**Instructions:**
[1] In the confidence intervals text, which confidence coefficient is most commonly used?
[2] Continue the confidence intervals text, starting right after its last sentence.

**Page text:**
· · · · ·
Previous - Difference between Z Distribution and T Distribution

Confidence Intervals/Limits

Confidence Intervals/Limits are a way of taking data from a sample and saying something about the population from which the sample was drawn. Interval estimates are often desirable because the estimate of the mean varies from sample to sample. Instead of a single estimate for the mean, a confidence interval generates a lower and upper limit for the mean. The interval estimate gives an indication of how much uncertainty there is in our estimate of the true mean. The narrower the interval, the more precise is our estimate.

Confidence limits are expressed in terms of a confidence coefficient. Although the choice of confidence coefficient is somewhat arbitrary, in practice 90%, 95%, and 99% intervals are often used, with 95% being the most commonly used. As a technical note, a 95% confidence interval does not mean that there is a 95% probability that the interval contains the true mean. The interval computed from a given sample either contains the true mean or it does not. Instead, the level of confidence is associated with the method of calculating the interval. The confidence coefficient is simply the proportion of samples of a given size that may be expected to contain the true mean. That is, for a 95% confidence interval, if many samples are collected and the confidence interval computed, in the long run about 95% of these intervals would contain the true mean.

We can express the confidence coefficient is as a multiplier and this multiplier is chosen depending on the confidence you want to place in your interval: do you want to be 99 percent sure you are right? 95 percent? Or are you satisfied with 67 percent? Note that higher confidence percentages come at the price of making the interval wider and therefore any forecast less precise.


  1. use a multiplier of 1.0 for about 67 percent confidence,
  2. a multiplier of 2.0 for about 95 percent confidence,
  3. a multiplier of 3.0 for about 99 percent confidence

The following table can be used to approximate the multiplier for estimation of the confidence interval.

Figure 1

However, it is better to use the statistic in the t-table in the Appendix.


Given the following information: standard deviation of population = 100, sample mean = 600, sample size = 20. Construct an approximate 67 percent and 95 percent confidence interval for the mean.
· · · · ·
[Box coordinate listings]
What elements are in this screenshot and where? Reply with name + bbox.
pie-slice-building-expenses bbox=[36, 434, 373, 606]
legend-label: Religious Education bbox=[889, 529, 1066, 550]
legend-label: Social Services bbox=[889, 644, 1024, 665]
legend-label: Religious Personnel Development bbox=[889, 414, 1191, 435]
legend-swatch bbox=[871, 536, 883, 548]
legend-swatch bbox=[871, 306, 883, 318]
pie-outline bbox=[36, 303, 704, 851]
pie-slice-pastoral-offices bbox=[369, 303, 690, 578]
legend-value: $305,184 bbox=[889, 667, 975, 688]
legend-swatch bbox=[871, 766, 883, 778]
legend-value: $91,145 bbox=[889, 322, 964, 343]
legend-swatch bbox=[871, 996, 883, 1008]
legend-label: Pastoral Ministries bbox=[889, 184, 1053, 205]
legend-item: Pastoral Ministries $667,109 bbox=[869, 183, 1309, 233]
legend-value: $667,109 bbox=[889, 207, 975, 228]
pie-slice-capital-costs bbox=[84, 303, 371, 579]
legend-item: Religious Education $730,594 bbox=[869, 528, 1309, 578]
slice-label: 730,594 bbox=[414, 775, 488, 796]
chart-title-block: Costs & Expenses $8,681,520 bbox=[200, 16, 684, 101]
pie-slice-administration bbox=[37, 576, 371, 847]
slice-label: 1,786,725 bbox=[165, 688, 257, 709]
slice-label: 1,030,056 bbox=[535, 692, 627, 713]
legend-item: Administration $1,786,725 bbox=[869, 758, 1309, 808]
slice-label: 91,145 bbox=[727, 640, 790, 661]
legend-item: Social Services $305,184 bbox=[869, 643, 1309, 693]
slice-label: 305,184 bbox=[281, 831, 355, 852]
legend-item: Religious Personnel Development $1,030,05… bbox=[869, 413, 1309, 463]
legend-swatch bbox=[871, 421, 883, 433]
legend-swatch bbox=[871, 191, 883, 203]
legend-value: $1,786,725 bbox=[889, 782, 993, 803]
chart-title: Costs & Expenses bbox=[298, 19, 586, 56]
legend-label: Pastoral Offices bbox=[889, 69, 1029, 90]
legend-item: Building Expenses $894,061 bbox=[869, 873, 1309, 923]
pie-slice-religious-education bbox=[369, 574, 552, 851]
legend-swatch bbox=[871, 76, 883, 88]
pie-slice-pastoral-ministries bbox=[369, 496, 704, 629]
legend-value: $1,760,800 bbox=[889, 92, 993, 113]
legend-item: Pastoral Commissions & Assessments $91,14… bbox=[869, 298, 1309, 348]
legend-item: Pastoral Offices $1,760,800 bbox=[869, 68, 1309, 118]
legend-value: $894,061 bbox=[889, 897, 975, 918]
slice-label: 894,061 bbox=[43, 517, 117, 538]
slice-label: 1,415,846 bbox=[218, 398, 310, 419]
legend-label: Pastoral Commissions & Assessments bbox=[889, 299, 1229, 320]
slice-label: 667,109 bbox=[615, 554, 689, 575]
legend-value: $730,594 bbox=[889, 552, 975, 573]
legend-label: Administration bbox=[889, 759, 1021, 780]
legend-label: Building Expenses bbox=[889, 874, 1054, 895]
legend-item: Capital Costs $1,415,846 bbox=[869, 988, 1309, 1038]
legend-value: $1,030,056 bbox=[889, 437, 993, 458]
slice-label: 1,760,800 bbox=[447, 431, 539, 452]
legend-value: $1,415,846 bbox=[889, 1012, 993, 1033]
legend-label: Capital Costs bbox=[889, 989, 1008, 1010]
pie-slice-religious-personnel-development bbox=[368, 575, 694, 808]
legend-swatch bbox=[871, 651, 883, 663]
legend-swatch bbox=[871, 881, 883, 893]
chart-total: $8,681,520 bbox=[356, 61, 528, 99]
· · · · ·
**Replies:**
[1] 95%

[2]
We need to find the variance of the sample mean = variance of population / N = 10,000 / 20 = 500. The variance of the population which is 10,000 was derived by multiplying the standard deviation of 100 by itself. This is so because the standard deviation is the square root of the variance. If the square root of the variance which is the standard deviation is 100, then the variance will be 100 times 100 which is 10,000. Therefore, the standard errors of the sample mean is the square root of 10,000/20 which is 22.3. Expressed alternatively will be 100/4.472 = 22.36.

For a 67 percent confidence interval, the multiplier is 1. Hence the 67 percent confidence interval = 600 +/- (1) 22.36 = 577.64 to 622.36.

For a 95 percent confidence interval, the multiplier is 2. Hence the 95 percent confidence interval will be 600 +/- (2) 22.36 = 555.28 to 644.22.

Note that the higher confidence level required a wider interval estimate for the mean.


Suppose that we conducted a survey of 19 millionaires to find out what percent of their income the average millionaire donates to charity. We discover that the mean percent is 15 with a standard deviation of 5 percent. Find a 95% confidence interval for the mean percent. Assume that the distribution of all charity percents is approximately normal.


We use the formula:

"$ \begin{align} \bar x \pm Z \ast \dfrac{s}{\sqrt n}  &&&  \bar x - \dfrac{ts}{\sqrt n} \text{ to } \bar x + \dfrac{ts}{\sqrt n} \end{align} $"

(Notice the t instead of the z and s instead of σ)

We get

"$ 15 + t_c 5 / \sqrt{19} $"

Since n = 19, there are 18 degrees of freedom. Using the table in the back of the book, we have that

"$ t_c = 2.10 $"

Hence the margin of error is

"$ 15 \pm 2.00 \left( 5 \right) / \sqrt{19} = \pm 2.4 $"

We can conclude with 95% confidence that the millionaires donate between 12.7% and 17.3% of their income to charity.


Suppose that we check for clarity in 50 locations in Lake Asphalt and discover that the average depth of clarity of the lake is 14 feet. Suppose that we know that the standard deviation for the entire lake's depth is 2 feet. What can we conclude about the average clarity of the lake with a 95% confidence level?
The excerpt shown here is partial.